-- start --

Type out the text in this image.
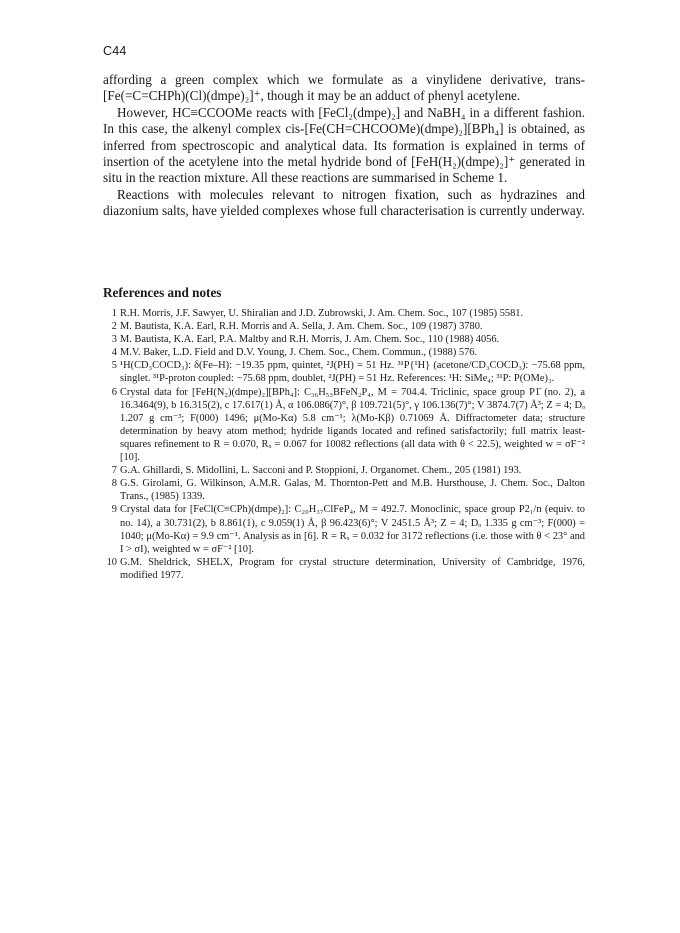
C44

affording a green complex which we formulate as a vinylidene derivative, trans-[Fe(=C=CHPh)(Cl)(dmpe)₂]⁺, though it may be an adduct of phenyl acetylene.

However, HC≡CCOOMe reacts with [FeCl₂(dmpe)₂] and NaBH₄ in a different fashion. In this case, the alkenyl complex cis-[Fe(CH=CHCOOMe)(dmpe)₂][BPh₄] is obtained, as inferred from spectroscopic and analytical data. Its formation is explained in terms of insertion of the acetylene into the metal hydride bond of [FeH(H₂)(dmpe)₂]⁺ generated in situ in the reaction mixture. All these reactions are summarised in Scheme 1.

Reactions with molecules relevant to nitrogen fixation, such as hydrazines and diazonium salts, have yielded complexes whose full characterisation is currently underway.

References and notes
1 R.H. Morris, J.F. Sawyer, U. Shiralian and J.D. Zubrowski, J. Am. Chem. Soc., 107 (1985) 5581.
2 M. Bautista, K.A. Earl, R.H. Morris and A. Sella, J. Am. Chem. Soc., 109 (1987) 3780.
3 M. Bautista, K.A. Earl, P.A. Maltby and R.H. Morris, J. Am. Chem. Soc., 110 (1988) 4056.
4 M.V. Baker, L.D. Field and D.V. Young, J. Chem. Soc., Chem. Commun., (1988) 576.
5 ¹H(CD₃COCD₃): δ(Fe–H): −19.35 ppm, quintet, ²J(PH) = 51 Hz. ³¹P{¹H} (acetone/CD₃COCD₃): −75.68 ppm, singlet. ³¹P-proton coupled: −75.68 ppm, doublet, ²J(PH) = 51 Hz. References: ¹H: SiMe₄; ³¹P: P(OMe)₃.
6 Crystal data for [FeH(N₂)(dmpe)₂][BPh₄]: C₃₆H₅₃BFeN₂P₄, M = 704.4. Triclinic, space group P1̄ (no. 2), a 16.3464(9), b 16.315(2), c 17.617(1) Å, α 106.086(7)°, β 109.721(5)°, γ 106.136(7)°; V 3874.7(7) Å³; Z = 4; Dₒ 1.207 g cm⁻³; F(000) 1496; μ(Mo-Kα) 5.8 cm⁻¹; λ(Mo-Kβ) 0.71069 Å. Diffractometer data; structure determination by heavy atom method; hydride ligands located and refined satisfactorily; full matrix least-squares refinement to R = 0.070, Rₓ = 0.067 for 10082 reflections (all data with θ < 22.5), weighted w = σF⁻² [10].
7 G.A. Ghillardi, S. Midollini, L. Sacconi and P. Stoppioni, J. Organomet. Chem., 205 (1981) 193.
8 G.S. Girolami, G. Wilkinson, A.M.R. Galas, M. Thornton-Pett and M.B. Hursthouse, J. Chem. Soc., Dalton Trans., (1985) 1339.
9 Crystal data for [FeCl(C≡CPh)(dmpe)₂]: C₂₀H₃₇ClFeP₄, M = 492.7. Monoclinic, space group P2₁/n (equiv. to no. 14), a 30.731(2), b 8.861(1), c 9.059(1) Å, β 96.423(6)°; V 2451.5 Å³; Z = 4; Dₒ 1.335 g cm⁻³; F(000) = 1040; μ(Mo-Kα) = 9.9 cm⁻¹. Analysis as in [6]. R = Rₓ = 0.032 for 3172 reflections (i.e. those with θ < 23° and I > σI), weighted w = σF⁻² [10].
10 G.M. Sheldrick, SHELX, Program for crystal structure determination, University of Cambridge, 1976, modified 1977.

-- end --
-- start --

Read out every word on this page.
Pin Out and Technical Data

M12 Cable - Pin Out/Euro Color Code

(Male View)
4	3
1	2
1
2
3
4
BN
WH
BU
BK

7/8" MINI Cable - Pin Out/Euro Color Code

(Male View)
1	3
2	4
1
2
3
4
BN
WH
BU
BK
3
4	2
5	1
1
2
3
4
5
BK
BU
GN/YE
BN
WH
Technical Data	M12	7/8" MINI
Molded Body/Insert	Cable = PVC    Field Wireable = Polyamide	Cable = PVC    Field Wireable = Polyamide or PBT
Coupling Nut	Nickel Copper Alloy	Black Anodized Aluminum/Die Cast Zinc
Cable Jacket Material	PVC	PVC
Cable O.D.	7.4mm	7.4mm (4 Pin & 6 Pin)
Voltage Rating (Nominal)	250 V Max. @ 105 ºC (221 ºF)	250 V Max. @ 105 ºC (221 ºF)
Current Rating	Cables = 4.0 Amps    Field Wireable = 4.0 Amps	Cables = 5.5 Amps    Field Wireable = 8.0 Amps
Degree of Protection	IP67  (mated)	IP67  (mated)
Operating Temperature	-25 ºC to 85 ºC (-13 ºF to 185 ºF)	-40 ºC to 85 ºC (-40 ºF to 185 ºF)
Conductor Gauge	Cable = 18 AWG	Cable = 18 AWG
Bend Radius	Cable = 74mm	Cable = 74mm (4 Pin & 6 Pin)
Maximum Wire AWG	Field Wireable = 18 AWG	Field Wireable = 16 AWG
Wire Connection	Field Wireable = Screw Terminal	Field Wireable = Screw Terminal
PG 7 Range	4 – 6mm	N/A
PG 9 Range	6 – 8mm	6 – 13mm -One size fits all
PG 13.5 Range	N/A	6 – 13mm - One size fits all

-- end --

What to produce: Extract from the material all lines containing the string "Field".

Solution to the problem:
4 M.V. Baker, L.D. Field and D.V. Young, J. Chem. Soc., Chem. Commun., (1988) 576.
Molded Body/Insert	Cable = PVC    Field Wireable = Polyamide	Cable = PVC    Field Wireable = Polyamide or PBT
Current Rating	Cables = 4.0 Amps    Field Wireable = 4.0 Amps	Cables = 5.5 Amps    Field Wireable = 8.0 Amps
Maximum Wire AWG	Field Wireable = 18 AWG	Field Wireable = 16 AWG
Wire Connection	Field Wireable = Screw Terminal	Field Wireable = Screw Terminal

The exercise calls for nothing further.